● WRITTEN EXERCISE:
In full and without alteration, give the listing again.

● Source records:
┌──
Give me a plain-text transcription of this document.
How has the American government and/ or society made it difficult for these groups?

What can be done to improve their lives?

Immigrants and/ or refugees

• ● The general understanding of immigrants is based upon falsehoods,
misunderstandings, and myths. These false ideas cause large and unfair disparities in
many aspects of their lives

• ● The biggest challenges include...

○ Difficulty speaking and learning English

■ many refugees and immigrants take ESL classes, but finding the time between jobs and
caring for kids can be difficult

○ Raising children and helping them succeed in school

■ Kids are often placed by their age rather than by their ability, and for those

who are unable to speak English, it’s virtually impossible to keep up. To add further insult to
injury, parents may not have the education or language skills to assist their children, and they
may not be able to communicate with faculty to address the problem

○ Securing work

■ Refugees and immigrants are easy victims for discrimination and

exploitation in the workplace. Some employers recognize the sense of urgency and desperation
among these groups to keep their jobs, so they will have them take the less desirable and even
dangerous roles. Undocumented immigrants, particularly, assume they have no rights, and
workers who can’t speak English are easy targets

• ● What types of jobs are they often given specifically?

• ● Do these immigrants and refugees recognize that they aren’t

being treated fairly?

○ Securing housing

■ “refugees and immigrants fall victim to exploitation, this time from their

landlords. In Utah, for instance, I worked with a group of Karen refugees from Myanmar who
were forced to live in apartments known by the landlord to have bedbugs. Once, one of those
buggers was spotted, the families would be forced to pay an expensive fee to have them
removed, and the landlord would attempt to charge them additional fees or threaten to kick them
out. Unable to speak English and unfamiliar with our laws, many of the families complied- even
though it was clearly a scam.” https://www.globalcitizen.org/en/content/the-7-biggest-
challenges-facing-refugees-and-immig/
└──
● ANSWER TO THE EXERCISE:
Give me a plain-text transcription of this document.
How has the American government and/ or society made it difficult for these groups?

What can be done to improve their lives?

Immigrants and/ or refugees

• ● The general understanding of immigrants is based upon falsehoods,
misunderstandings, and myths. These false ideas cause large and unfair disparities in
many aspects of their lives

• ● The biggest challenges include...

○ Difficulty speaking and learning English

■ many refugees and immigrants take ESL classes, but finding the time between jobs and
caring for kids can be difficult

○ Raising children and helping them succeed in school

■ Kids are often placed by their age rather than by their ability, and for those

who are unable to speak English, it’s virtually impossible to keep up. To add further insult to
injury, parents may not have the education or language skills to assist their children, and they
may not be able to communicate with faculty to address the problem

○ Securing work

■ Refugees and immigrants are easy victims for discrimination and

exploitation in the workplace. Some employers recognize the sense of urgency and desperation
among these groups to keep their jobs, so they will have them take the less desirable and even
dangerous roles. Undocumented immigrants, particularly, assume they have no rights, and
workers who can’t speak English are easy targets

• ● What types of jobs are they often given specifically?

• ● Do these immigrants and refugees recognize that they aren’t

being treated fairly?

○ Securing housing

■ “refugees and immigrants fall victim to exploitation, this time from their

landlords. In Utah, for instance, I worked with a group of Karen refugees from Myanmar who
were forced to live in apartments known by the landlord to have bedbugs. Once, one of those
buggers was spotted, the families would be forced to pay an expensive fee to have them
removed, and the landlord would attempt to charge them additional fees or threaten to kick them
out. Unable to speak English and unfamiliar with our laws, many of the families complied- even
though it was clearly a scam.” https://www.globalcitizen.org/en/content/the-7-biggest-
challenges-facing-refugees-and-immig/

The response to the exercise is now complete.